Excerpts from a figure dataset:
(begin)

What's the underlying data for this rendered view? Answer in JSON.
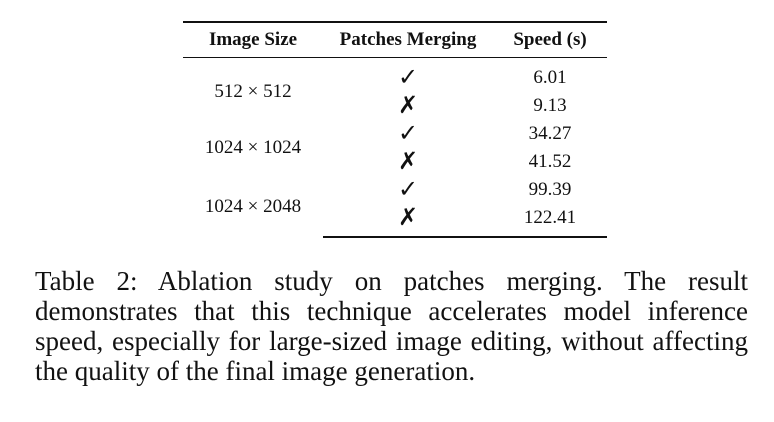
{
  "table": {
    "headers": [
      "Image Size",
      "Patches Merging",
      "Speed (s)"
    ],
    "groups": [
      {
        "size": "512 × 512",
        "rows": [
          {
            "merging": "✓",
            "speed": "6.01"
          },
          {
            "merging": "✗",
            "speed": "9.13"
          }
        ]
      },
      {
        "size": "1024 × 1024",
        "rows": [
          {
            "merging": "✓",
            "speed": "34.27"
          },
          {
            "merging": "✗",
            "speed": "41.52"
          }
        ]
      },
      {
        "size": "1024 × 2048",
        "rows": [
          {
            "merging": "✓",
            "speed": "99.39"
          },
          {
            "merging": "✗",
            "speed": "122.41"
          }
        ]
      }
    ]
  },
  "caption": "Table 2: Ablation study on patches merging. The result demonstrates that this technique accelerates model inference speed, especially for large-sized image editing, without affecting the quality of the final image generation."
}
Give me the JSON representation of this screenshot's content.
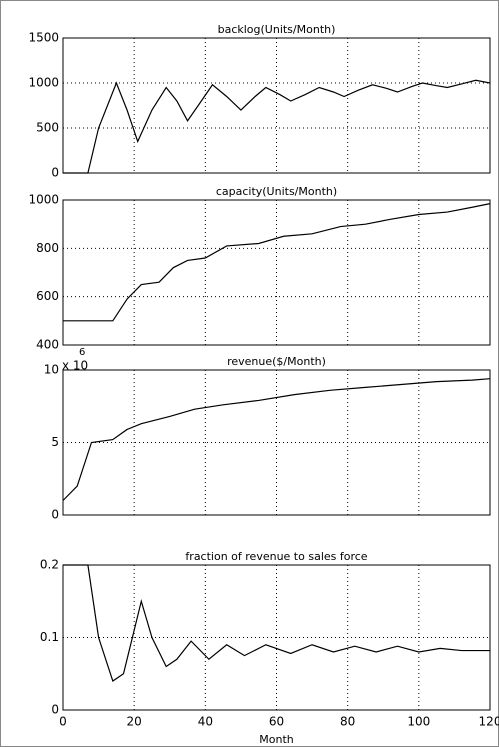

(end)

▶ Given task: Your copy of the data should match it exactly, except that pictures are left out.

▶ Answer for this exercise:
What's the underlying data for this rendered view? Answer in JSON.
{
  "table": {
    "headers": [
      "Image Size",
      "Patches Merging",
      "Speed (s)"
    ],
    "groups": [
      {
        "size": "512 × 512",
        "rows": [
          {
            "merging": "✓",
            "speed": "6.01"
          },
          {
            "merging": "✗",
            "speed": "9.13"
          }
        ]
      },
      {
        "size": "1024 × 1024",
        "rows": [
          {
            "merging": "✓",
            "speed": "34.27"
          },
          {
            "merging": "✗",
            "speed": "41.52"
          }
        ]
      },
      {
        "size": "1024 × 2048",
        "rows": [
          {
            "merging": "✓",
            "speed": "99.39"
          },
          {
            "merging": "✗",
            "speed": "122.41"
          }
        ]
      }
    ]
  },
  "caption": "Table 2: Ablation study on patches merging. The result demonstrates that this technique accelerates model inference speed, especially for large-sized image editing, without affecting the quality of the final image generation."
}
Give me the JSON representation of this screenshot's content.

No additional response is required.